◆ Selected passage ◆
Black Lives Matter-Los Angeles and several individuals, with assistance from the American Civil Liberties Union, have challenged a series of curfew orders in Los Angeles and San Bernardino County on several grounds, including First Amendment claims of freedom of speech and assembly.

Los Angeles Mayor Eric Garcetti has issued a series of curfew orders that essentially ban public assembly protests during the evening. His fifth city-wide curfew order prohibits people from leaving their homes from 9 p.m. to 5 a.m.

The City of San Bernardino also issued curfew orders that limit persons from leaving their homes from 6 p.m. to sunrise. The San Bernardino orders include an exemption for travel to and from religious meetings.

Black Lives Matter-Los Angeles contends that these curfew orders limit their ability to engage in peaceful political protests.

“Political protest is a fundamental component of BLM’s struggle for freedom and justice,” the complaint in Black Lives Matter-Los Angeles v. Garcetti reads. “BLM’s protests have been overwhelmingly peaceful; without any injury to persons or destruction of property. Its members have remained nonviolent during the protests, despite police action that often creates tense situations.”

Other plaintiffs in the lawsuit include Kimberly Beltran Villalobos, a first-year college student; Eric Stith, a software engineer; Lexis Olivier Ray, a housing and justice reporter at L.A. Taco, a news website; and Thomas Dolan, executive director of Inland Congregations United for Change. 

Ray, the reporter, contends he fears arrest for violating the Los Angeles curfew orders, because those orders exempt only media with official Los Angeles Police Department press credentials. Ray has a press credential with his outlet L.A. Taco but not an official one from the LAPD.

◆ What is required ◆
Return the part of the curfew lawsuit article starting at "Black Lives Matter-Los Angeles and" and ending at "from religious meetings.", copied exactly.

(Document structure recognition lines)

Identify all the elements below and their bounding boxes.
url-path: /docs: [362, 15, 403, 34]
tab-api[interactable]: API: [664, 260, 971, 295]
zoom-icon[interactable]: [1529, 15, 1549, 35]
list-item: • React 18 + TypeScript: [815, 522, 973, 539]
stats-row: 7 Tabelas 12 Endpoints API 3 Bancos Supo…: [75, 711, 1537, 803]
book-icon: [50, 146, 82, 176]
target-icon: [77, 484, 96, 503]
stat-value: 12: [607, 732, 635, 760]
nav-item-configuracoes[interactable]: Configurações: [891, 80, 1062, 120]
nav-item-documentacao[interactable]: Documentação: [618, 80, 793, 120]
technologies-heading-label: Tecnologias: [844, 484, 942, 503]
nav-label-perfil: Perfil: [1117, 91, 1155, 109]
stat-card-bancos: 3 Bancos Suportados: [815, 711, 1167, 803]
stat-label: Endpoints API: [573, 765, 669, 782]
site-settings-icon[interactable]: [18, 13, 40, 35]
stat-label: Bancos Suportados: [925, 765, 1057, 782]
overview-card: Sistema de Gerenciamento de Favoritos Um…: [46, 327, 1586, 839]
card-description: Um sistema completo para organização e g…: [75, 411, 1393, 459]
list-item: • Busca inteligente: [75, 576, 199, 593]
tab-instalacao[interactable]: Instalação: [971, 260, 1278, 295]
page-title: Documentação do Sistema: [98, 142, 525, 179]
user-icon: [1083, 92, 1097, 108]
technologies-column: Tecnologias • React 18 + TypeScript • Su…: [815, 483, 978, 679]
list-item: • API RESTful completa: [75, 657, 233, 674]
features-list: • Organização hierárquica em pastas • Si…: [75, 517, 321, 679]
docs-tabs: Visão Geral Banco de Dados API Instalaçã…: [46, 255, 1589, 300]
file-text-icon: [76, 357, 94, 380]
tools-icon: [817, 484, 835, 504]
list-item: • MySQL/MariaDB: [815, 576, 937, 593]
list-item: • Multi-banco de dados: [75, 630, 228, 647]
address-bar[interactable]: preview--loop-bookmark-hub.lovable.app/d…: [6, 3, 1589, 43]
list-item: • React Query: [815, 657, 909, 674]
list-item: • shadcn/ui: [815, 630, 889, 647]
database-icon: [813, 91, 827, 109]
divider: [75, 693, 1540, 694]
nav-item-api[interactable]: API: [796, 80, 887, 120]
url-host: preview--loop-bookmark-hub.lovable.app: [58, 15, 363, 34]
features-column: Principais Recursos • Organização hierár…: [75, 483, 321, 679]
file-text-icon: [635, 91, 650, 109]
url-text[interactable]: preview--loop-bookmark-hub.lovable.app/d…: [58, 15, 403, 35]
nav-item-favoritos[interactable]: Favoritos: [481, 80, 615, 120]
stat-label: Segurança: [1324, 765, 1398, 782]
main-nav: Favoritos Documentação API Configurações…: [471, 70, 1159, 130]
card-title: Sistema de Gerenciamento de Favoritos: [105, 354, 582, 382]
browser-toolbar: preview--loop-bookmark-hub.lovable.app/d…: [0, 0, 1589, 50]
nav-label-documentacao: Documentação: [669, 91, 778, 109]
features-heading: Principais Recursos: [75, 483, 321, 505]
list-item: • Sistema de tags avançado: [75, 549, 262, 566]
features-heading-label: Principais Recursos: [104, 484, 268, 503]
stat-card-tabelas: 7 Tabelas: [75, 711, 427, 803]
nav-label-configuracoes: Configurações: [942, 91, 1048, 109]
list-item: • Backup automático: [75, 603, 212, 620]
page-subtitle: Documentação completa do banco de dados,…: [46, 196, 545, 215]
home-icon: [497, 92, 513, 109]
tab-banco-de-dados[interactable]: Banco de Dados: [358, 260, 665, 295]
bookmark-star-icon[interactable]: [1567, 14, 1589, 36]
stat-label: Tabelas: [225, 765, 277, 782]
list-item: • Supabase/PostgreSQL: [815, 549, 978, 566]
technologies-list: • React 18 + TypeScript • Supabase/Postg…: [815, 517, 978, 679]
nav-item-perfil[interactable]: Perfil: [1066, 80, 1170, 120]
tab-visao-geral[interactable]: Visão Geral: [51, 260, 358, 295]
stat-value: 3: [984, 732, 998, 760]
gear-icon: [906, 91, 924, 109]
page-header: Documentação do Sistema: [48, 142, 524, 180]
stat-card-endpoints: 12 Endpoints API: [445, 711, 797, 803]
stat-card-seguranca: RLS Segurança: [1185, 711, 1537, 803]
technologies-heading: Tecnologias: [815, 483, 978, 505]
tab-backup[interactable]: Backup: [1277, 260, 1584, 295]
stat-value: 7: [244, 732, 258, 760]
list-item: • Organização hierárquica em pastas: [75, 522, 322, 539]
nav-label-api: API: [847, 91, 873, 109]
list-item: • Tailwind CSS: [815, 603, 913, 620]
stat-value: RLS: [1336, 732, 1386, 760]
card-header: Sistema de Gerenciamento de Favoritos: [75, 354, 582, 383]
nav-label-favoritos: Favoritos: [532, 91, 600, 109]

◆ Result ◆
Black Lives Matter-Los Angeles and several individuals, with assistance from the American Civil Liberties Union, have challenged a series of curfew orders in Los Angeles and San Bernardino County on several grounds, including First Amendment claims of freedom of speech and assembly.

Los Angeles Mayor Eric Garcetti has issued a series of curfew orders that essentially ban public assembly protests during the evening. His fifth city-wide curfew order prohibits people from leaving their homes from 9 p.m. to 5 a.m.

The City of San Bernardino also issued curfew orders that limit persons from leaving their homes from 6 p.m. to sunrise. The San Bernardino orders include an exemption for travel to and from religious meetings.